- _Task goal_
Could you print every record below exactly as it appears?

- _Record extracts_

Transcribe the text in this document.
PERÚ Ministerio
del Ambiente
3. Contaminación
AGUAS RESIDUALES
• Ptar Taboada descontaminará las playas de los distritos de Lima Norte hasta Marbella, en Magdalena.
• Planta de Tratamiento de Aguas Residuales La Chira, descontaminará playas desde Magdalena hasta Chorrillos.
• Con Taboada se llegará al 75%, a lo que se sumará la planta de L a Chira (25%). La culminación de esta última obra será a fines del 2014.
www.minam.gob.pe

- _The solution_
Transcribe the text in this document.
PERÚ Ministerio
del Ambiente
3. Contaminación
AGUAS RESIDUALES
• Ptar Taboada descontaminará las playas de los distritos de Lima Norte hasta Marbella, en Magdalena.
• Planta de Tratamiento de Aguas Residuales La Chira, descontaminará playas desde Magdalena hasta Chorrillos.
• Con Taboada se llegará al 75%, a lo que se sumará la planta de L a Chira (25%). La culminación de esta última obra será a fines del 2014.
www.minam.gob.pe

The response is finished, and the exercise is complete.